>> Start DATA IN THIS EXERCISE

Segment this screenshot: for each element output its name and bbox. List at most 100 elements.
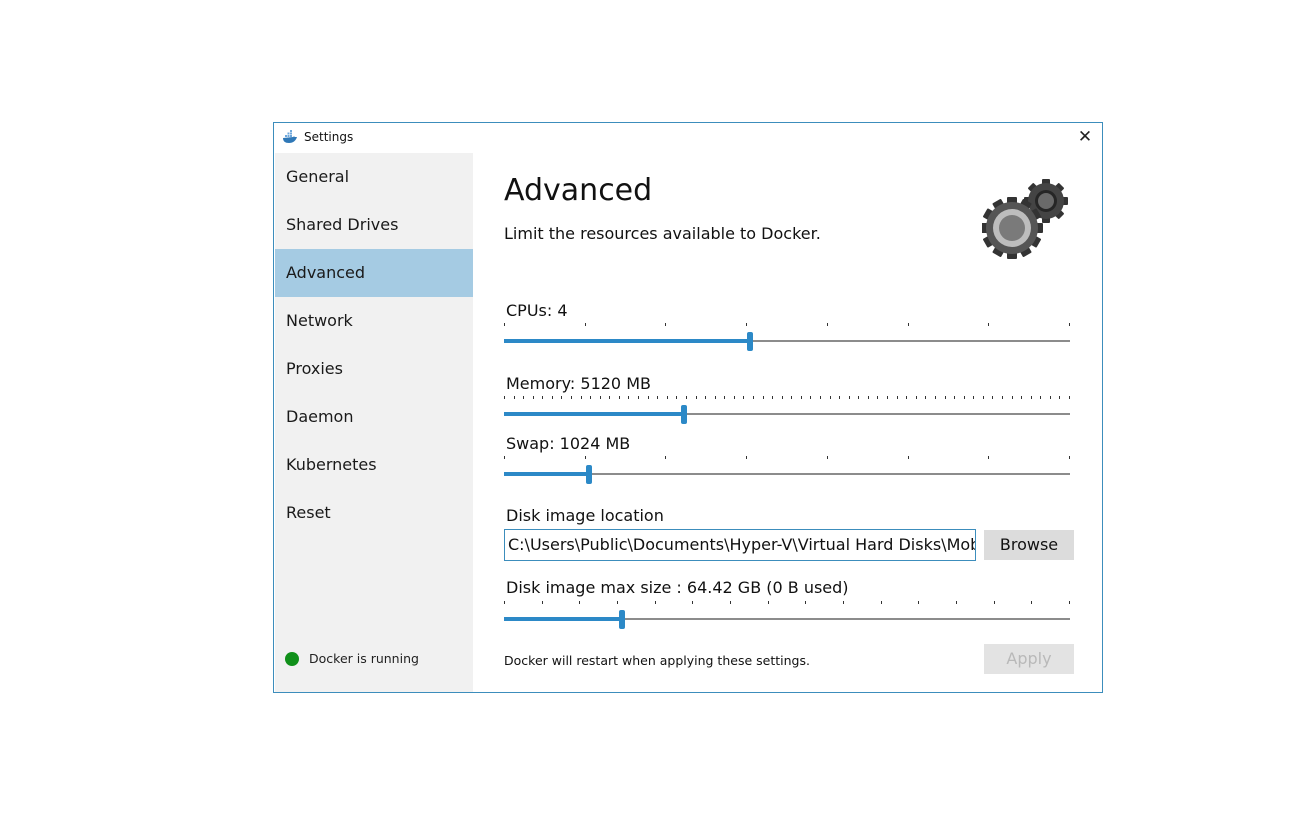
- slider-tick: [647, 396, 649, 399]
- slider-ticks: [504, 396, 1070, 401]
- cpus-slider[interactable]: [504, 323, 1070, 351]
- memory-slider[interactable]: [504, 396, 1070, 424]
- slider-tick: [561, 396, 563, 399]
- slider-ticks: [504, 323, 1070, 328]
- slider-tick: [580, 396, 582, 399]
- sidebar-item-general[interactable]: General: [275, 153, 473, 201]
- slider-tick: [993, 601, 995, 604]
- slider-tick: [1059, 396, 1061, 399]
- slider-tick: [746, 323, 748, 326]
- slider-tick: [1049, 396, 1051, 399]
- slider-thumb[interactable]: [681, 405, 687, 424]
- slider-tick: [925, 396, 927, 399]
- slider-tick: [714, 396, 716, 399]
- slider-tick: [956, 601, 957, 604]
- slider-thumb[interactable]: [586, 465, 592, 484]
- slider-tick: [571, 396, 573, 399]
- slider-thumb[interactable]: [747, 332, 753, 351]
- slider-ticks: [504, 601, 1070, 606]
- slider-tick: [746, 456, 748, 459]
- slider-tick: [724, 396, 726, 399]
- cpus-label: CPUs: 4: [506, 301, 568, 320]
- docker-whale-icon: [283, 130, 297, 143]
- settings-window: Settings ✕ General Shared Drives Advance…: [273, 122, 1103, 693]
- window-title: Settings: [304, 130, 354, 144]
- status-dot-icon: [285, 651, 299, 666]
- sidebar: General Shared Drives Advanced Network P…: [275, 153, 473, 692]
- slider-tick: [1001, 396, 1003, 399]
- close-icon[interactable]: ✕: [1074, 126, 1096, 148]
- slider-tick: [532, 396, 534, 399]
- swap-slider[interactable]: [504, 456, 1070, 484]
- slider-tick: [820, 396, 822, 399]
- browse-button[interactable]: Browse: [984, 530, 1074, 560]
- slider-tick: [944, 396, 946, 399]
- sidebar-item-proxies[interactable]: Proxies: [275, 345, 473, 393]
- slider-tick: [934, 396, 936, 399]
- page-title: Advanced: [504, 173, 653, 208]
- slider-tick: [887, 396, 889, 399]
- slider-thumb[interactable]: [619, 610, 625, 629]
- slider-tick: [599, 396, 601, 399]
- apply-button[interactable]: Apply: [984, 644, 1074, 674]
- slider-tick: [963, 396, 965, 399]
- slider-tick: [685, 396, 687, 399]
- restart-note: Docker will restart when applying these …: [504, 653, 810, 668]
- slider-tick: [617, 601, 618, 604]
- slider-tick: [657, 396, 659, 399]
- slider-tick: [733, 396, 735, 399]
- slider-tick: [954, 396, 956, 399]
- slider-tick: [858, 396, 860, 399]
- sidebar-item-kubernetes[interactable]: Kubernetes: [275, 441, 473, 489]
- memory-label: Memory: 5120 MB: [506, 374, 651, 393]
- slider-tick: [915, 396, 917, 399]
- slider-tick: [730, 601, 731, 604]
- slider-tick: [504, 456, 505, 459]
- disk-size-slider[interactable]: [504, 601, 1070, 629]
- slider-tick: [743, 396, 745, 399]
- slider-tick: [609, 396, 611, 399]
- slider-tick: [504, 323, 505, 326]
- slider-tick: [805, 601, 807, 604]
- sidebar-item-network[interactable]: Network: [275, 297, 473, 345]
- slider-tick: [1030, 396, 1032, 399]
- slider-tick: [906, 396, 908, 399]
- slider-tick: [665, 323, 667, 326]
- slider-tick: [1031, 601, 1033, 604]
- slider-tick: [590, 396, 592, 399]
- slider-tick: [654, 601, 656, 604]
- slider-tick: [504, 396, 505, 399]
- slider-tick: [1069, 601, 1070, 604]
- slider-tick: [982, 396, 984, 399]
- slider-tick: [584, 323, 586, 326]
- disk-location-label: Disk image location: [506, 506, 664, 525]
- disk-location-input[interactable]: C:\Users\Public\Documents\Hyper-V\Virtua…: [504, 529, 976, 561]
- slider-fill: [504, 412, 684, 416]
- slider-tick: [523, 396, 525, 399]
- slider-tick: [1011, 396, 1013, 399]
- slider-tick: [1069, 456, 1070, 459]
- page-subtitle: Limit the resources available to Docker.: [504, 224, 821, 243]
- slider-tick: [839, 396, 841, 399]
- slider-tick: [692, 601, 694, 604]
- disk-size-label: Disk image max size : 64.42 GB (0 B used…: [506, 578, 849, 597]
- main-panel: Advanced Limit the resources available t…: [474, 153, 1102, 692]
- slider-tick: [541, 601, 543, 604]
- sidebar-item-advanced[interactable]: Advanced: [275, 249, 473, 297]
- slider-tick: [584, 456, 586, 459]
- slider-tick: [826, 323, 828, 326]
- slider-tick: [665, 456, 667, 459]
- slider-tick: [618, 396, 620, 399]
- slider-tick: [513, 396, 515, 399]
- sidebar-item-daemon[interactable]: Daemon: [275, 393, 473, 441]
- slider-tick: [829, 396, 831, 399]
- slider-fill: [504, 339, 750, 343]
- slider-tick: [1040, 396, 1042, 399]
- sidebar-item-reset[interactable]: Reset: [275, 489, 473, 537]
- slider-tick: [877, 396, 879, 399]
- sidebar-item-shared-drives[interactable]: Shared Drives: [275, 201, 473, 249]
- slider-tick: [992, 396, 994, 399]
- slider-tick: [1069, 396, 1070, 399]
- slider-tick: [676, 396, 678, 399]
- slider-tick: [843, 601, 844, 604]
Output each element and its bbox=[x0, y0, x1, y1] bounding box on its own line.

>> End DATA IN THIS EXERCISE

▶ PROBLEM STATEMENT: Return every line of the records above that contains the string "button".

▶ RESULT FOR THIS EXERCISE:
- browse-button[interactable]: Browse: [984, 530, 1074, 560]
- apply-button[interactable]: Apply: [984, 644, 1074, 674]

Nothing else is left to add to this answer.